**The exercise**
Locate the lines of the listing below that hold "moins", then copy each of them.

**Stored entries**
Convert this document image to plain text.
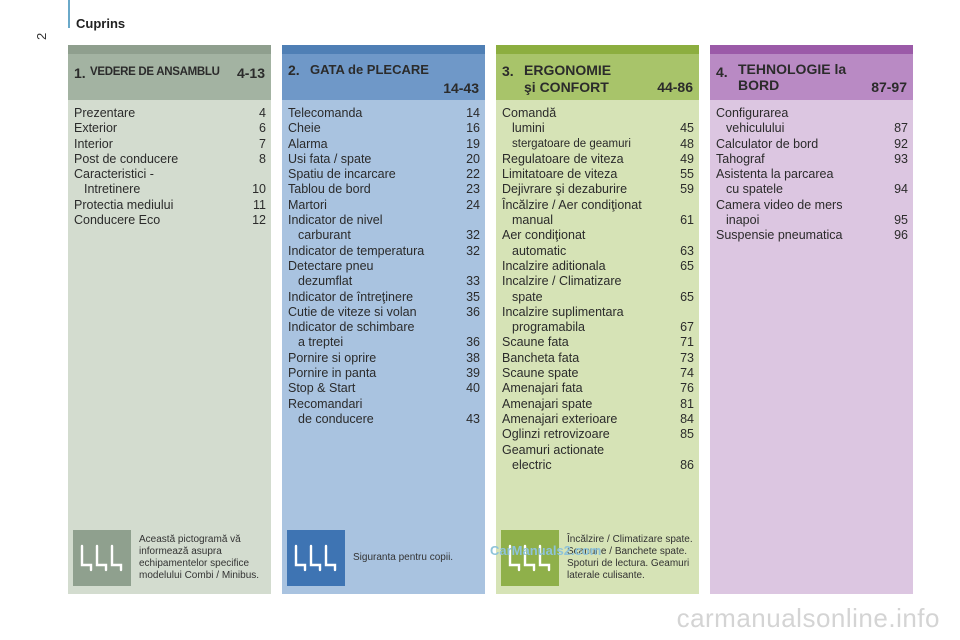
2
Cuprins
1. VEDERE DE ANSAMBLU 4-13
Prezentare	4
Exterior	6
Interior	7
Post de conducere	8
Caracteristici -
Intretinere	10
Protectia mediului	11
Conducere Eco	12
Această pictogramă vă informează asupra echipamentelor specifice modelului Combi / Minibus.
2. GATA de PLECARE
14-43
Telecomanda	14
Cheie	16
Alarma	19
Usi fata / spate	20
Spatiu de incarcare	22
Tablou de bord	23
Martori	24
Indicator de nivel
carburant	32
Indicator de temperatura	32
Detectare pneu
dezumflat	33
Indicator de întreţinere	35
Cutie de viteze si volan	36
Indicator de schimbare
a treptei	36
Pornire si oprire	38
Pornire in panta	39
Stop & Start	40
Recomandari
de conducere	43
Siguranta pentru copii.
3. ERGONOMIE
şi CONFORT	44-86
Comandă
lumini	45
stergatoare de geamuri	48
Regulatoare de viteza	49
Limitatoare de viteza	55
Dejivrare şi dezaburire	59
Încălzire / Aer condiţionat
manual	61
Aer condiţionat
automatic	63
Incalzire aditionala	65
Incalzire / Climatizare
spate	65
Incalzire suplimentara
programabila	67
Scaune fata	71
Bancheta fata	73
Scaune spate	74
Amenajari fata	76
Amenajari spate	81
Amenajari exterioare	84
Oglinzi retrovizoare	85
Geamuri actionate
electric	86
Încălzire / Climatizare spate. Scanune / Banchete spate. Spoturi de lectura. Geamuri laterale culisante.
4. TEHNOLOGIE la
BORD	87-97
Configurarea
vehiculului	87
Calculator de bord	92
Tahograf	93
Asistenta la parcarea
cu spatele	94
Camera video de mers
inapoi	95
Suspensie pneumatica	96
CarManuals2.com
carmanualsonline.info
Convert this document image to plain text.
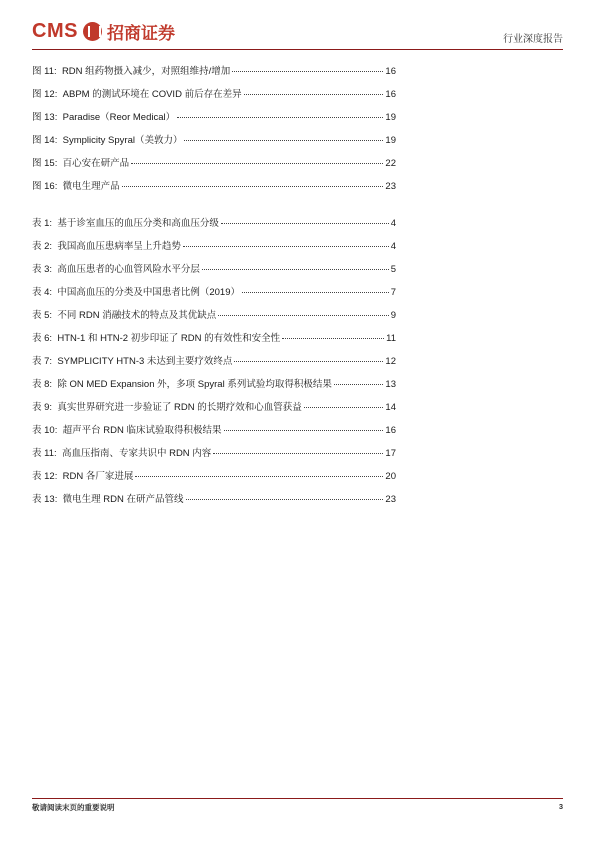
CMS 招商证券	行业深度报告
图 11:
RDN 组药物摄入减少，对照组维持/增加	16
图 12:
ABPM 的测试环境在 COVID 前后存在差异	16
图 13:
Paradise（Reor Medical）	19
图 14:
Symplicity Spyral（美敦力）	19
图 15:
百心安在研产品	22
图 16:
微电生理产品	23
表 1:
基于诊室血压的血压分类和高血压分级	4
表 2:
我国高血压患病率呈上升趋势	4
表 3:
高血压患者的心血管风险水平分层	5
表 4:
中国高血压的分类及中国患者比例（2019）	7
表 5:
不同 RDN 消融技术的特点及其优缺点	9
表 6:
HTN-1 和 HTN-2 初步印证了 RDN 的有效性和安全性	11
表 7:
SYMPLICITY HTN-3 未达到主要疗效终点	12
表 8:
除 ON MED Expansion 外，多项 Spyral 系列试验均取得积极结果	13
表 9:
真实世界研究进一步验证了 RDN 的长期疗效和心血管获益	14
表 10:
超声平台 RDN 临床试验取得积极结果	16
表 11:
高血压指南、专家共识中 RDN 内容	17
表 12:
RDN 各厂家进展	20
表 13:
微电生理 RDN 在研产品管线	23
敬请阅读末页的重要说明	3
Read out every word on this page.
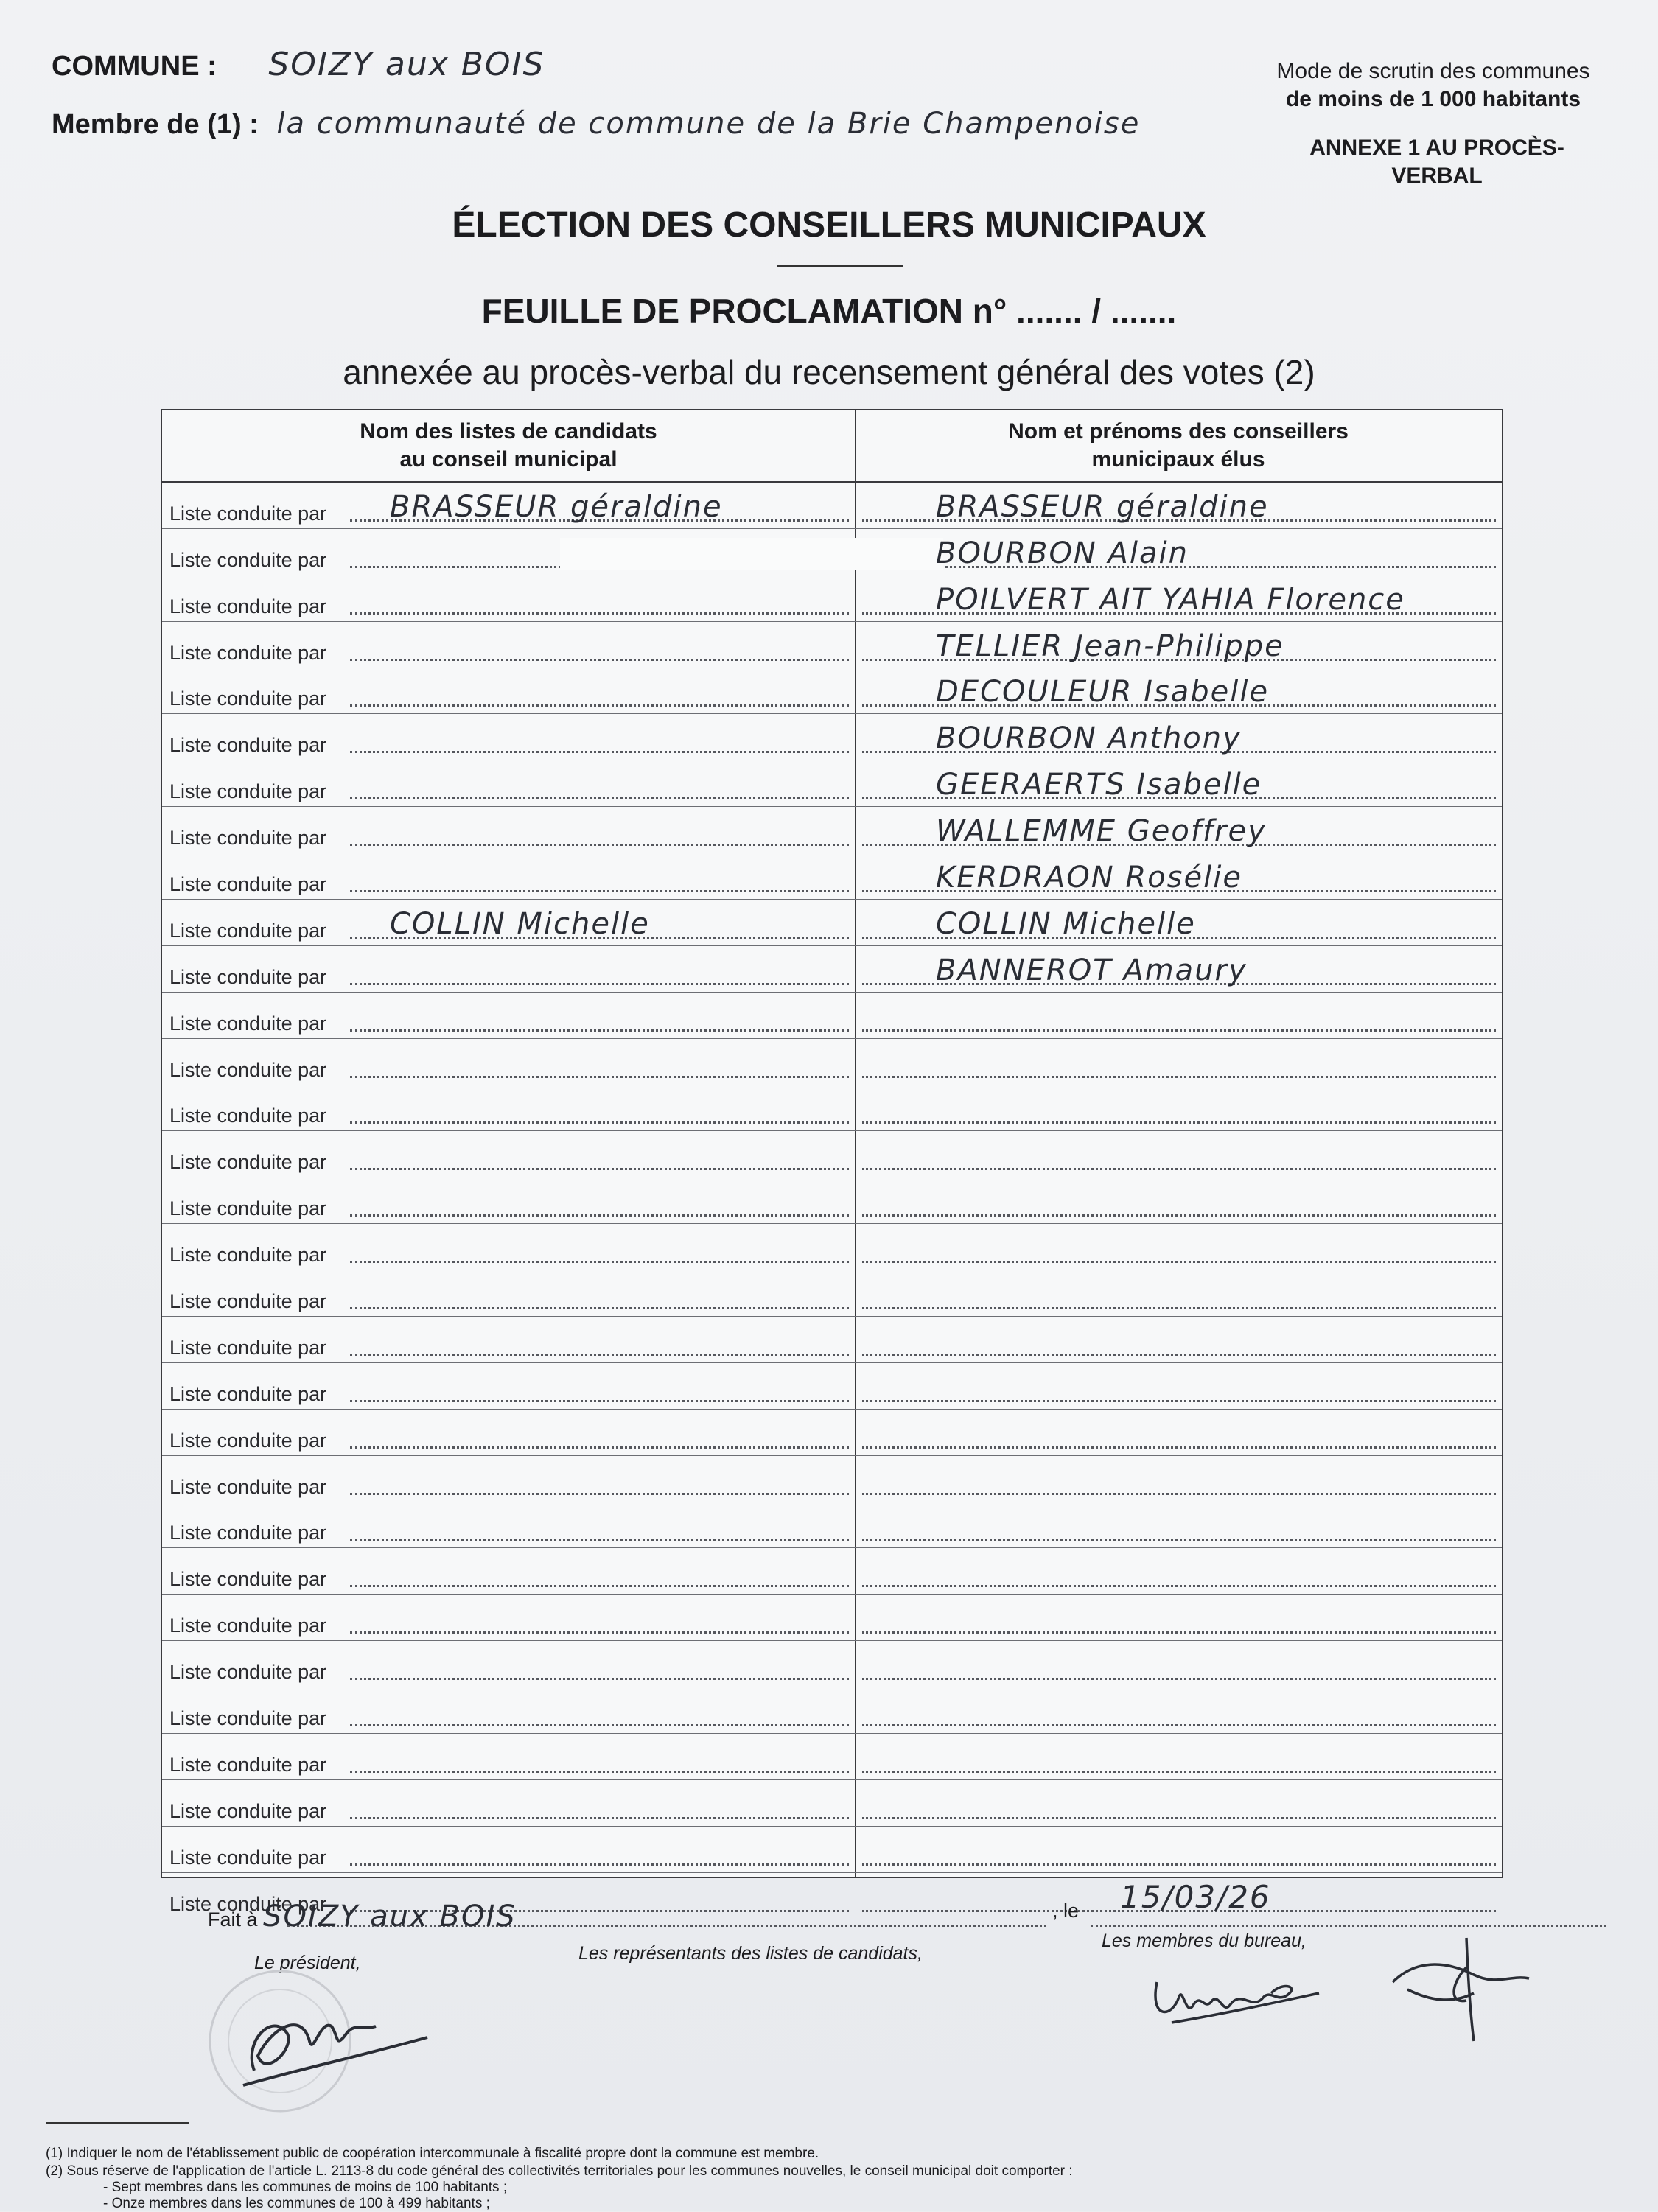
COMMUNE : SOIZY aux BOIS
Membre de (1) : la communauté de commune de la Brie Champenoise
Mode de scrutin des communes
de moins de 1 000 habitants
ANNEXE 1 AU PROCÈS-
VERBAL
ÉLECTION DES CONSEILLERS MUNICIPAUX
FEUILLE DE PROCLAMATION n° ....... / .......
annexée au procès-verbal du recensement général des votes (2)
Nom des listes de candidats
au conseil municipal
Nom et prénoms des conseillers
municipaux élus
Liste conduite par BRASSEUR géraldine	BRASSEUR géraldine
Liste conduite par	BOURBON Alain
Liste conduite par	POILVERT AIT YAHIA Florence
Liste conduite par	TELLIER Jean-Philippe
Liste conduite par	DECOULEUR Isabelle
Liste conduite par	BOURBON Anthony
Liste conduite par	GEERAERTS Isabelle
Liste conduite par	WALLEMME Geoffrey
Liste conduite par	KERDRAON Rosélie
Liste conduite par COLLIN Michelle	COLLIN Michelle
Liste conduite par	BANNEROT Amaury
Liste conduite par
Liste conduite par
Liste conduite par
Liste conduite par
Liste conduite par
Liste conduite par
Liste conduite par
Liste conduite par
Liste conduite par
Liste conduite par
Liste conduite par
Liste conduite par
Liste conduite par
Liste conduite par
Liste conduite par
Liste conduite par
Liste conduite par
Liste conduite par
Liste conduite par
Liste conduite par
Fait à SOIZY aux BOIS	, le 15/03/26
Le président,	Les représentants des listes de candidats,
Les membres du bureau,
(1) Indiquer le nom de l'établissement public de coopération intercommunale à fiscalité propre dont la commune est membre.
(2) Sous réserve de l'application de l'article L. 2113-8 du code général des collectivités territoriales pour les communes nouvelles, le conseil municipal doit comporter :
- Sept membres dans les communes de moins de 100 habitants ;
- Onze membres dans les communes de 100 à 499 habitants ;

**Response to the exercise**
de moins de 1 000 habitants
- Sept membres dans les communes de moins de 100 habitants ;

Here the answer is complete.